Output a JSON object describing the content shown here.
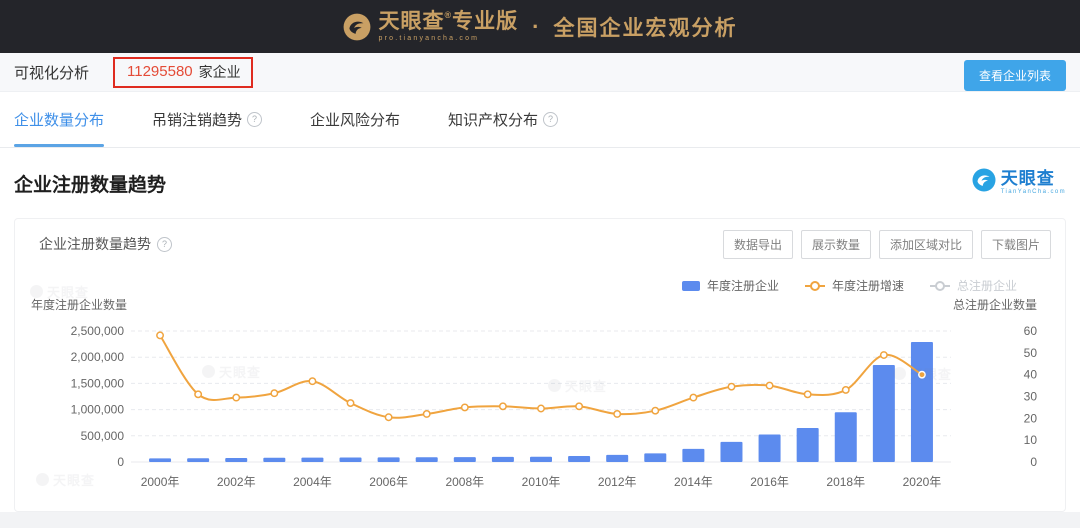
{
  "header": {
    "brand": "天眼查",
    "brand_reg": "®",
    "brand_suffix": "专业版",
    "brand_sub": "pro.tianyancha.com",
    "separator": "·",
    "title": "全国企业宏观分析"
  },
  "toolbar": {
    "label": "可视化分析",
    "count": "11295580",
    "count_suffix": "家企业",
    "view_list_button": "查看企业列表"
  },
  "tabs": [
    {
      "label": "企业数量分布",
      "active": true,
      "help": false
    },
    {
      "label": "吊销注销趋势",
      "active": false,
      "help": true
    },
    {
      "label": "企业风险分布",
      "active": false,
      "help": false
    },
    {
      "label": "知识产权分布",
      "active": false,
      "help": true
    }
  ],
  "section": {
    "title": "企业注册数量趋势",
    "logo_text": "天眼查",
    "logo_sub": "TianYanCha.com"
  },
  "card": {
    "title": "企业注册数量趋势",
    "buttons": [
      "数据导出",
      "展示数量",
      "添加区域对比",
      "下载图片"
    ]
  },
  "icons": {
    "help": "?"
  },
  "watermark": {
    "text": "天眼查"
  },
  "colors": {
    "topbar_bg": "#24252A",
    "gold": "#C9A064",
    "annotation_red": "#DF2B1F",
    "count_red": "#E44B37",
    "button_blue": "#3FA5E9",
    "active_tab_blue": "#3E8FE8",
    "bar_blue": "#5C8BEE",
    "line_orange": "#F0A43F",
    "disabled_grey": "#C9CDD2"
  },
  "chart_data": {
    "type": "bar+line",
    "title": "企业注册数量趋势",
    "categories": [
      "2000年",
      "2001年",
      "2002年",
      "2003年",
      "2004年",
      "2005年",
      "2006年",
      "2007年",
      "2008年",
      "2009年",
      "2010年",
      "2011年",
      "2012年",
      "2013年",
      "2014年",
      "2015年",
      "2016年",
      "2017年",
      "2018年",
      "2019年",
      "2020年"
    ],
    "series": [
      {
        "name": "年度注册企业",
        "type": "bar",
        "yaxis": "left",
        "color": "#5C8BEE",
        "values": [
          68000,
          72000,
          76000,
          80000,
          84000,
          86000,
          88000,
          90000,
          94000,
          97000,
          100000,
          115000,
          135000,
          165000,
          250000,
          385000,
          525000,
          650000,
          950000,
          1850000,
          2290000
        ]
      },
      {
        "name": "年度注册增速",
        "type": "line",
        "yaxis": "right",
        "color": "#F0A43F",
        "values": [
          58,
          31,
          29.5,
          31.5,
          37,
          27,
          20.5,
          22,
          25,
          25.5,
          24.5,
          25.5,
          22,
          23.5,
          29.5,
          34.5,
          35,
          31,
          33,
          49,
          40
        ]
      },
      {
        "name": "总注册企业",
        "type": "line",
        "yaxis": "right",
        "color": "#C9CDD2",
        "disabled": true,
        "values": []
      }
    ],
    "left_axis": {
      "title": "年度注册企业数量",
      "min": 0,
      "max": 2500000,
      "tick_labels": [
        "0",
        "500,000",
        "1,000,000",
        "1,500,000",
        "2,000,000",
        "2,500,000"
      ]
    },
    "right_axis": {
      "title": "总注册企业数量",
      "min": 0,
      "max": 60,
      "tick_labels": [
        "0",
        "10",
        "20",
        "30",
        "40",
        "50",
        "60"
      ]
    },
    "x_label_every": 2,
    "grid": "dashed-horizontal",
    "legend_position": "top-right"
  }
}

# Task to carry out
Reproduce all of the entries word for word, skipping any pictures they hold.

# Output below
Output a JSON object describing the content shown here.
{
  "header": {
    "brand": "天眼查",
    "brand_reg": "®",
    "brand_suffix": "专业版",
    "brand_sub": "pro.tianyancha.com",
    "separator": "·",
    "title": "全国企业宏观分析"
  },
  "toolbar": {
    "label": "可视化分析",
    "count": "11295580",
    "count_suffix": "家企业",
    "view_list_button": "查看企业列表"
  },
  "tabs": [
    {
      "label": "企业数量分布",
      "active": true,
      "help": false
    },
    {
      "label": "吊销注销趋势",
      "active": false,
      "help": true
    },
    {
      "label": "企业风险分布",
      "active": false,
      "help": false
    },
    {
      "label": "知识产权分布",
      "active": false,
      "help": true
    }
  ],
  "section": {
    "title": "企业注册数量趋势",
    "logo_text": "天眼查",
    "logo_sub": "TianYanCha.com"
  },
  "card": {
    "title": "企业注册数量趋势",
    "buttons": [
      "数据导出",
      "展示数量",
      "添加区域对比",
      "下载图片"
    ]
  },
  "icons": {
    "help": "?"
  },
  "watermark": {
    "text": "天眼查"
  },
  "colors": {
    "topbar_bg": "#24252A",
    "gold": "#C9A064",
    "annotation_red": "#DF2B1F",
    "count_red": "#E44B37",
    "button_blue": "#3FA5E9",
    "active_tab_blue": "#3E8FE8",
    "bar_blue": "#5C8BEE",
    "line_orange": "#F0A43F",
    "disabled_grey": "#C9CDD2"
  },
  "chart_data": {
    "type": "bar+line",
    "title": "企业注册数量趋势",
    "categories": [
      "2000年",
      "2001年",
      "2002年",
      "2003年",
      "2004年",
      "2005年",
      "2006年",
      "2007年",
      "2008年",
      "2009年",
      "2010年",
      "2011年",
      "2012年",
      "2013年",
      "2014年",
      "2015年",
      "2016年",
      "2017年",
      "2018年",
      "2019年",
      "2020年"
    ],
    "series": [
      {
        "name": "年度注册企业",
        "type": "bar",
        "yaxis": "left",
        "color": "#5C8BEE",
        "values": [
          68000,
          72000,
          76000,
          80000,
          84000,
          86000,
          88000,
          90000,
          94000,
          97000,
          100000,
          115000,
          135000,
          165000,
          250000,
          385000,
          525000,
          650000,
          950000,
          1850000,
          2290000
        ]
      },
      {
        "name": "年度注册增速",
        "type": "line",
        "yaxis": "right",
        "color": "#F0A43F",
        "values": [
          58,
          31,
          29.5,
          31.5,
          37,
          27,
          20.5,
          22,
          25,
          25.5,
          24.5,
          25.5,
          22,
          23.5,
          29.5,
          34.5,
          35,
          31,
          33,
          49,
          40
        ]
      },
      {
        "name": "总注册企业",
        "type": "line",
        "yaxis": "right",
        "color": "#C9CDD2",
        "disabled": true,
        "values": []
      }
    ],
    "left_axis": {
      "title": "年度注册企业数量",
      "min": 0,
      "max": 2500000,
      "tick_labels": [
        "0",
        "500,000",
        "1,000,000",
        "1,500,000",
        "2,000,000",
        "2,500,000"
      ]
    },
    "right_axis": {
      "title": "总注册企业数量",
      "min": 0,
      "max": 60,
      "tick_labels": [
        "0",
        "10",
        "20",
        "30",
        "40",
        "50",
        "60"
      ]
    },
    "x_label_every": 2,
    "grid": "dashed-horizontal",
    "legend_position": "top-right"
  }
}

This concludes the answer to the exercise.